━━━━━ WORKING DATA

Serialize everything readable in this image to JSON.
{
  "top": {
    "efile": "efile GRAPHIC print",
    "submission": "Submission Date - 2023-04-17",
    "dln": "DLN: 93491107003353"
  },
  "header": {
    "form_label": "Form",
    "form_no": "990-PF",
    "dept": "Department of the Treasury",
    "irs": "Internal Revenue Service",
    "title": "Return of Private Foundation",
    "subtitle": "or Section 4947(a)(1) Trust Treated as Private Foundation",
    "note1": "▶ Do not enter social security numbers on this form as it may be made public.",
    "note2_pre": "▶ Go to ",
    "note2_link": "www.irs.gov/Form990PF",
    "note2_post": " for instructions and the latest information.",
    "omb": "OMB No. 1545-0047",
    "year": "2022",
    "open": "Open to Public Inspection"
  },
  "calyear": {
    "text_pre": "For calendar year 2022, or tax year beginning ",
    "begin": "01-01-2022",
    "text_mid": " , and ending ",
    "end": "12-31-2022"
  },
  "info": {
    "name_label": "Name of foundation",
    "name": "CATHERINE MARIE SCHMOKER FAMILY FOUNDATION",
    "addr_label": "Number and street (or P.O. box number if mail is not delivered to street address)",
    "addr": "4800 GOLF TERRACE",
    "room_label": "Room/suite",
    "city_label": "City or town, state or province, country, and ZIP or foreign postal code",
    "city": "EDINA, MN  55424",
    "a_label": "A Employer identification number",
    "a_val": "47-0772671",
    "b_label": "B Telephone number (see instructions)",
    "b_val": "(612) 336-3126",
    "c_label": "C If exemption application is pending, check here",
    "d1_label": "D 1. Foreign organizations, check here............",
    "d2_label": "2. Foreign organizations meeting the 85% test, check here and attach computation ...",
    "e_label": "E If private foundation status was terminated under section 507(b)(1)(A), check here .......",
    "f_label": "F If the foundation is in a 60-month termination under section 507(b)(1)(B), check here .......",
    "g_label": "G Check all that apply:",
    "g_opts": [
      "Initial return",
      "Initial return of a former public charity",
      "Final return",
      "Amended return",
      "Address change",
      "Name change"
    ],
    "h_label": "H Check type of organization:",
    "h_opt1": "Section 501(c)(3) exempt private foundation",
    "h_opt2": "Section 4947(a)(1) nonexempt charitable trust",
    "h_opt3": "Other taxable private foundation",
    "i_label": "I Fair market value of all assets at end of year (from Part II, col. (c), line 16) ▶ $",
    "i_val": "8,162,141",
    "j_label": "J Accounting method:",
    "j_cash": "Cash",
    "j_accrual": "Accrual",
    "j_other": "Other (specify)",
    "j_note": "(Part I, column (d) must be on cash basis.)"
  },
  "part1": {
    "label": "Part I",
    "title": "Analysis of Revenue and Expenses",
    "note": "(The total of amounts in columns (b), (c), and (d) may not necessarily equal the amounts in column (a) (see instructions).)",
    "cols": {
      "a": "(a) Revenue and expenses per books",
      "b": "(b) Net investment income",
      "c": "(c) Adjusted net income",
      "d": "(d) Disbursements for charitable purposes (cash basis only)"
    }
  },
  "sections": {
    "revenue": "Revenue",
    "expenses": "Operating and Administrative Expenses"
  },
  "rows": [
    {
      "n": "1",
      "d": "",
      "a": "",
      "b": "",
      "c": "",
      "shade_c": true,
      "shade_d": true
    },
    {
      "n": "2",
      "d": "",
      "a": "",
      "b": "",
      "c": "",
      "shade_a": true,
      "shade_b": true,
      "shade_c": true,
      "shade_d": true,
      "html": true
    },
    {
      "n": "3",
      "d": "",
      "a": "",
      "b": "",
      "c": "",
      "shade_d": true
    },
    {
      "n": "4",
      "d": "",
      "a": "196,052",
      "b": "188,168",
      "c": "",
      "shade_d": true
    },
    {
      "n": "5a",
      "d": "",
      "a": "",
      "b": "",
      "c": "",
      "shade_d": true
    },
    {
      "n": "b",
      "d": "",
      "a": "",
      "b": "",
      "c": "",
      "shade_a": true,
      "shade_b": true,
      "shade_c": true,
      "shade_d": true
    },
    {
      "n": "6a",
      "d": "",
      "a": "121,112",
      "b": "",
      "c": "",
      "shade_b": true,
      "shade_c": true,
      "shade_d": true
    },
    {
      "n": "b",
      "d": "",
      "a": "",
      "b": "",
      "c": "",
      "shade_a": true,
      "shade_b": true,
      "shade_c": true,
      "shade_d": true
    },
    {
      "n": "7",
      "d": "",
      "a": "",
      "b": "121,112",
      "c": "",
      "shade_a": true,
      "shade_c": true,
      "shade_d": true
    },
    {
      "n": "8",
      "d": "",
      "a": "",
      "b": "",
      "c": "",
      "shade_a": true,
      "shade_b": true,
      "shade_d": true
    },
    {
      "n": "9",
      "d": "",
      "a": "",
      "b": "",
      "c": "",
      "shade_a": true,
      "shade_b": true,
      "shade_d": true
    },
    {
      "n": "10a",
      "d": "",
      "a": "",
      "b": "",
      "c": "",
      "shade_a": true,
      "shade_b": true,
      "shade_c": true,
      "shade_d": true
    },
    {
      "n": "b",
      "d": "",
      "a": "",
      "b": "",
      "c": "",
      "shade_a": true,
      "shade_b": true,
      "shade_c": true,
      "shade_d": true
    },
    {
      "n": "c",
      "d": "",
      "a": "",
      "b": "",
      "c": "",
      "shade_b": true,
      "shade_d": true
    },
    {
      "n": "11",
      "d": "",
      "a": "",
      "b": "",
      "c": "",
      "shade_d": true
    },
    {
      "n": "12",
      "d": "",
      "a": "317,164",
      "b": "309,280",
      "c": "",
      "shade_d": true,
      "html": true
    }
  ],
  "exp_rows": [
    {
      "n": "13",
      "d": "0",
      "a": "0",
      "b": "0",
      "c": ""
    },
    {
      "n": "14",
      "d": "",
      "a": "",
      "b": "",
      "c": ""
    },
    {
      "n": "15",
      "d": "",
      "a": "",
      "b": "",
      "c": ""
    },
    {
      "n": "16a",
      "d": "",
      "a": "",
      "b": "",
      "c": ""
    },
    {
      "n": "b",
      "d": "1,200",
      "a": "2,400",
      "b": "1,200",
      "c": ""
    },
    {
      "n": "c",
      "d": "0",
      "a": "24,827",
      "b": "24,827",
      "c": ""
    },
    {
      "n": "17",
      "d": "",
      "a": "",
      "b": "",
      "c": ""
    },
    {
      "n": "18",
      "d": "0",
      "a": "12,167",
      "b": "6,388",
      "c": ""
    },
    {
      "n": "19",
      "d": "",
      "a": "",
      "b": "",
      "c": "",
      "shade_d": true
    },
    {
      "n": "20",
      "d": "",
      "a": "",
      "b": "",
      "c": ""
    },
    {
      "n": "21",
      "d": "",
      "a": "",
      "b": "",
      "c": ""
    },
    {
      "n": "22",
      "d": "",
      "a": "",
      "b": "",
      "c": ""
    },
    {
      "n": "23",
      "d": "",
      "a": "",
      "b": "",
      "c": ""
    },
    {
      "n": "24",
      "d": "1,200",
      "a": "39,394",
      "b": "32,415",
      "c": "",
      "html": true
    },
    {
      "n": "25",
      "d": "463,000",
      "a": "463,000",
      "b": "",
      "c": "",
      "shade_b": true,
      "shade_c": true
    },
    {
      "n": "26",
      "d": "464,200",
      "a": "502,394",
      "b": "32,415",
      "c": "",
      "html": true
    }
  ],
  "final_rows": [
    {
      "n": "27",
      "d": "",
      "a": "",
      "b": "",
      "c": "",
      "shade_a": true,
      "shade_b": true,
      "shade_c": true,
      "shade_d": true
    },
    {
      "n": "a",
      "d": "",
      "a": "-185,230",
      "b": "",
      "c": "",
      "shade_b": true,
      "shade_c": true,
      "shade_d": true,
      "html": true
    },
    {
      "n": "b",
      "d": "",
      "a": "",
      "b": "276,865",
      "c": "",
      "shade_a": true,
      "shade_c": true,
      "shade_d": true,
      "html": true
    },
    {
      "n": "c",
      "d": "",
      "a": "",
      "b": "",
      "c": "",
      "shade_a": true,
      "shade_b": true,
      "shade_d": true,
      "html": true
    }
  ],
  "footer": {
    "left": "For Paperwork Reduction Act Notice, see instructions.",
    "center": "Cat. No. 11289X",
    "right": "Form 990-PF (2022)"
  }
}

━━━━━━━━━━

▶ WRITTEN INSTRUCTION
Return every line above in which the string "income" occurs.

▶ SOLUTION
      "b": "(b) Net investment income",
      "c": "(c) Adjusted net income",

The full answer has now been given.